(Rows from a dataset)
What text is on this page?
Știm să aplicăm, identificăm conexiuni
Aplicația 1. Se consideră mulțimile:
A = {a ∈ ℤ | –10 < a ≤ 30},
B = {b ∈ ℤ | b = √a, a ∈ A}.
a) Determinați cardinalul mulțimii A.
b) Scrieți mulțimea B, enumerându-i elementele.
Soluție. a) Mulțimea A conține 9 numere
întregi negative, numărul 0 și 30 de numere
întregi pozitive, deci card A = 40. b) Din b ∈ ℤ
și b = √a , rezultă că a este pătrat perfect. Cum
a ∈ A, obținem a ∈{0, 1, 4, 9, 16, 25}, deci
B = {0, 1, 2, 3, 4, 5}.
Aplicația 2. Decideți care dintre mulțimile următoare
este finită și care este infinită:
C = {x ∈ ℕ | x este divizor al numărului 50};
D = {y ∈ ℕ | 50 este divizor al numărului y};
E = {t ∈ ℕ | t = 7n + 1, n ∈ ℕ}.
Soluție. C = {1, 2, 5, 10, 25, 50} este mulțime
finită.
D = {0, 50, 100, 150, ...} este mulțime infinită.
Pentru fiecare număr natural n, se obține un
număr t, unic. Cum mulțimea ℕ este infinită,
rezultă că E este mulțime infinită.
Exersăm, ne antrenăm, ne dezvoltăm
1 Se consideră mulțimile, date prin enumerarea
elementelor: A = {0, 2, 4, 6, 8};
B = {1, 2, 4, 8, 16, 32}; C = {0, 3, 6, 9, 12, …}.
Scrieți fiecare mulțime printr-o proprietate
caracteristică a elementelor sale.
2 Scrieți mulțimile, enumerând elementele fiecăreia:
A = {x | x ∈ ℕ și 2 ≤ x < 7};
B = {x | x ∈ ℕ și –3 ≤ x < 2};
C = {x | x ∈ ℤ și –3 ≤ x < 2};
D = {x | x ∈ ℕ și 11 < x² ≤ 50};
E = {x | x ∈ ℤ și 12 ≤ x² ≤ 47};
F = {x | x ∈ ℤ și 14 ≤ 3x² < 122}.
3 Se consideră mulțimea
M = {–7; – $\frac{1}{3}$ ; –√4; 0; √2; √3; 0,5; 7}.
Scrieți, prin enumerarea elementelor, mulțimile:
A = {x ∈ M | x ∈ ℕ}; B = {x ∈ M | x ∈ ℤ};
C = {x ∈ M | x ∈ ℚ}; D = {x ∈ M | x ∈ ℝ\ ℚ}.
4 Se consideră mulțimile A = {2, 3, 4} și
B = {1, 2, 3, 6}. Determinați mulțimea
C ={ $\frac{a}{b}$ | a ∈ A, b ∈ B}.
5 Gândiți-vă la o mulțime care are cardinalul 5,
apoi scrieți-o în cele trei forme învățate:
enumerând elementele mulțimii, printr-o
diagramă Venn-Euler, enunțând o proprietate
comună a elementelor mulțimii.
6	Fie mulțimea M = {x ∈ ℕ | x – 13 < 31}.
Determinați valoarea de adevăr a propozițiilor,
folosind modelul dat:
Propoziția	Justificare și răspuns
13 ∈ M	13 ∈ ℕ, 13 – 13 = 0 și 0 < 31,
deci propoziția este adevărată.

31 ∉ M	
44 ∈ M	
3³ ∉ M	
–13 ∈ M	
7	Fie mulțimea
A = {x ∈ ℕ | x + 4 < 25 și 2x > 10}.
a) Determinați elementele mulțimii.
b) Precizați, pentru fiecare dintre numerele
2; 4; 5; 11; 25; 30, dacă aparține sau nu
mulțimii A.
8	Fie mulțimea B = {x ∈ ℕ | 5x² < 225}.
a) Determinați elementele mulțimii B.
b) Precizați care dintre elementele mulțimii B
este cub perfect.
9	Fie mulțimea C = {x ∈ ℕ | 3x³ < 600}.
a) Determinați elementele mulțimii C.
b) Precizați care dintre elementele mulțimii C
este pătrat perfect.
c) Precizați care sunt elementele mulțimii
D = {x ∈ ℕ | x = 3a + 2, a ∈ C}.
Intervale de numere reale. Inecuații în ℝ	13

» WHAT YOU NEED TO DO: How many lines in the entries contain the string "rezultă"? Answer with the number only.

» SOLUTION FOR THIS PROBLEM: 2